Figure collection entries
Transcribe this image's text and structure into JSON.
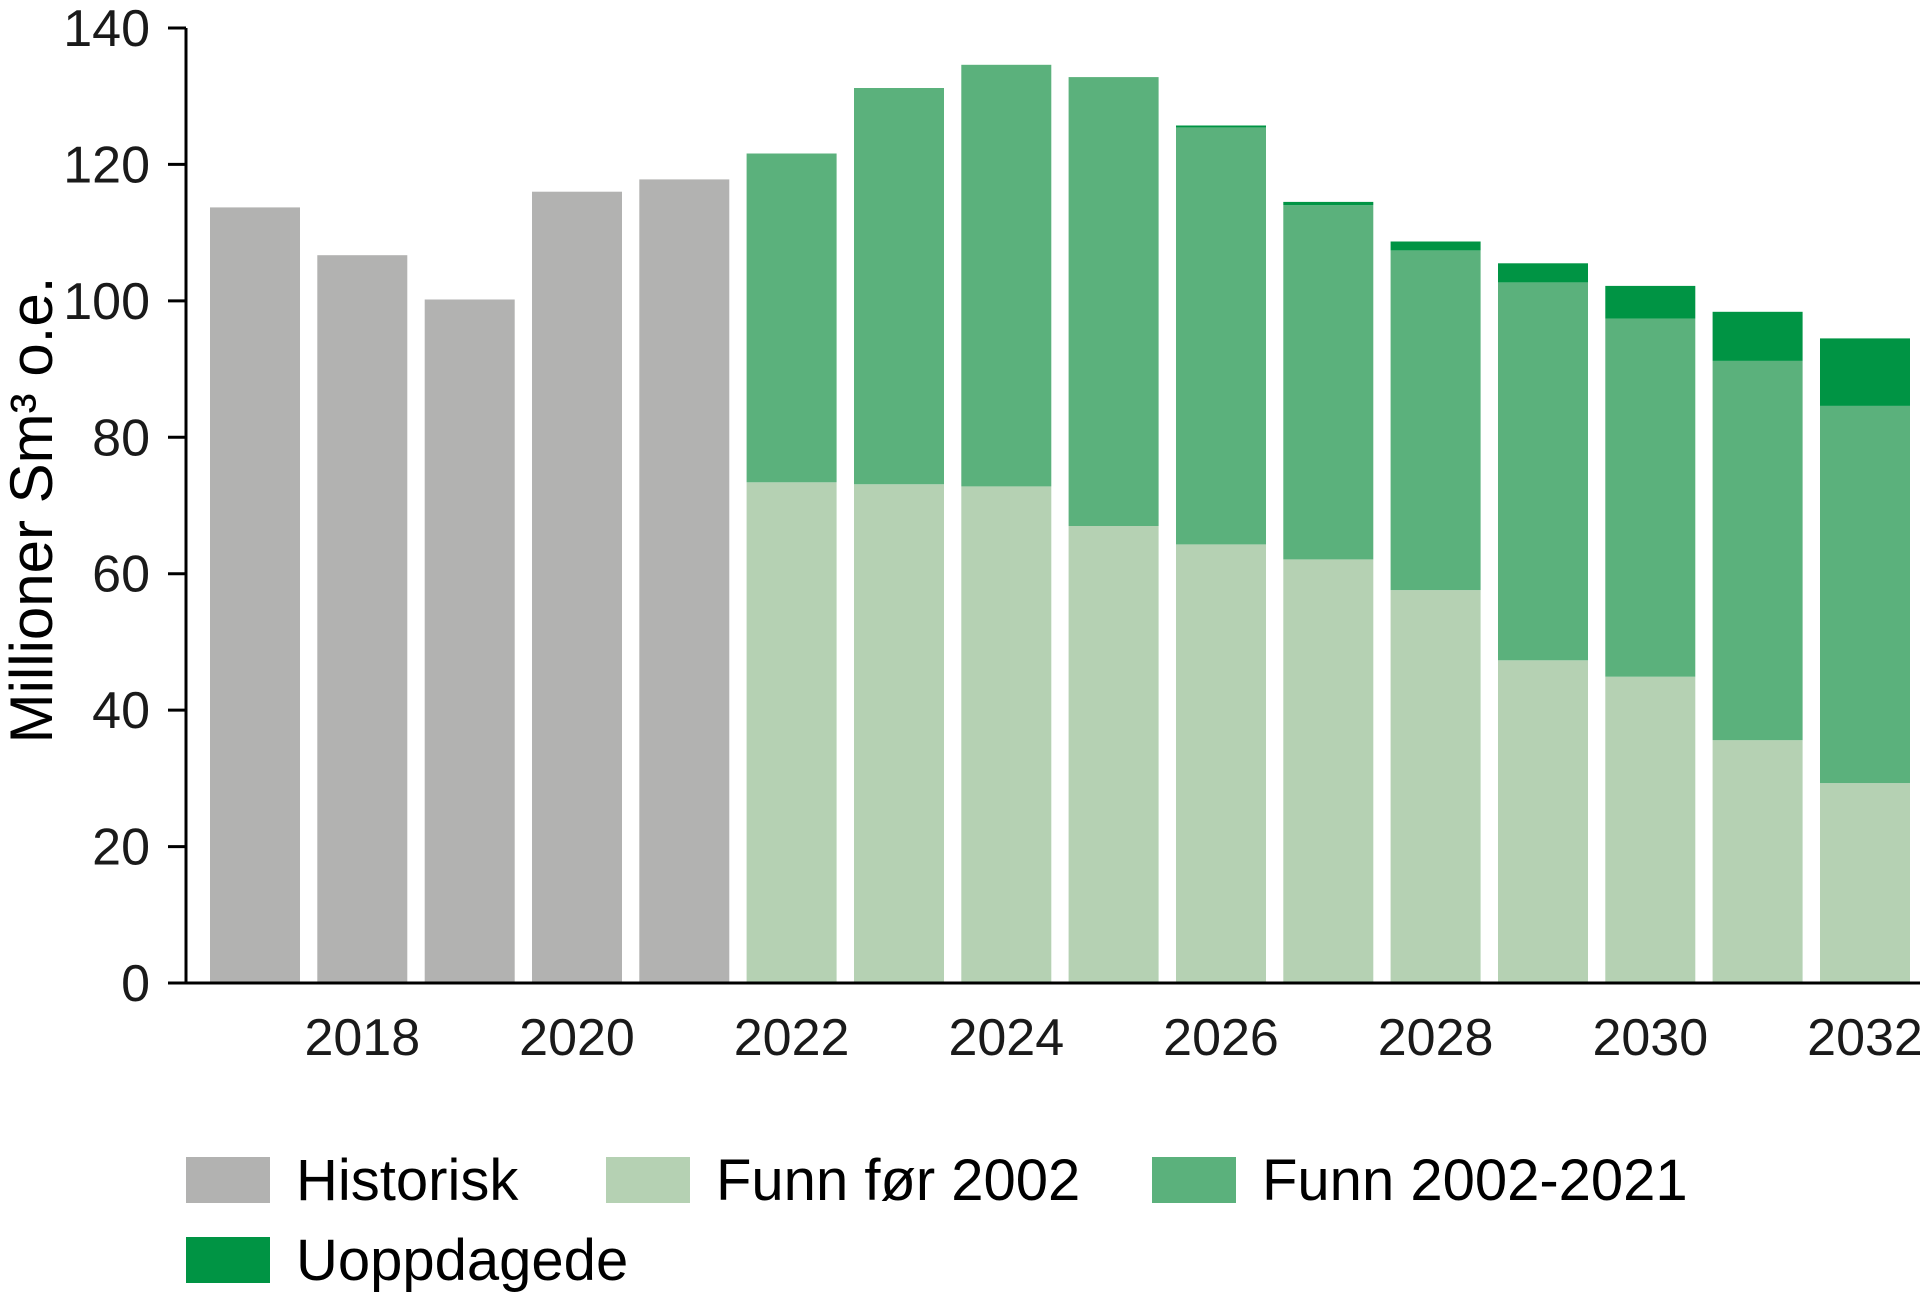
{
  "chart_data": {
    "type": "bar",
    "stacked": true,
    "xlabel": "",
    "ylabel": "Millioner Sm³ o.e.",
    "ylim": [
      0,
      140
    ],
    "yticks": [
      "0",
      "20",
      "40",
      "60",
      "80",
      "100",
      "120",
      "140"
    ],
    "categories": [
      "2017",
      "2018",
      "2019",
      "2020",
      "2021",
      "2022",
      "2023",
      "2024",
      "2025",
      "2026",
      "2027",
      "2028",
      "2029",
      "2030",
      "2031",
      "2032"
    ],
    "xtick_labels": [
      "2018",
      "2020",
      "2022",
      "2024",
      "2026",
      "2028",
      "2030",
      "2032"
    ],
    "grid": false,
    "legend_position": "bottom",
    "series": [
      {
        "name": "Historisk",
        "color": "#b2b2b1",
        "values": [
          113.7,
          106.7,
          100.2,
          116.0,
          117.8,
          0,
          0,
          0,
          0,
          0,
          0,
          0,
          0,
          0,
          0,
          0
        ]
      },
      {
        "name": "Funn før 2002",
        "color": "#b5d1b3",
        "values": [
          0,
          0,
          0,
          0,
          0,
          73.4,
          73.1,
          72.8,
          67.0,
          64.3,
          62.1,
          57.6,
          47.3,
          44.9,
          35.6,
          29.3
        ]
      },
      {
        "name": "Funn 2002-2021",
        "color": "#5bb17c",
        "values": [
          0,
          0,
          0,
          0,
          0,
          48.2,
          58.1,
          61.8,
          65.8,
          61.1,
          51.9,
          49.8,
          55.4,
          52.5,
          55.6,
          55.3
        ]
      },
      {
        "name": "Uoppdagede",
        "color": "#009444",
        "values": [
          0,
          0,
          0,
          0,
          0,
          0,
          0,
          0,
          0,
          0.3,
          0.5,
          1.3,
          2.8,
          4.8,
          7.2,
          9.9
        ]
      }
    ]
  }
}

**Instructions for the task**
Extract each line from the entries above that contains the string "color".

**Complete response**
        "color": "#b2b2b1",
        "color": "#b5d1b3",
        "color": "#5bb17c",
        "color": "#009444",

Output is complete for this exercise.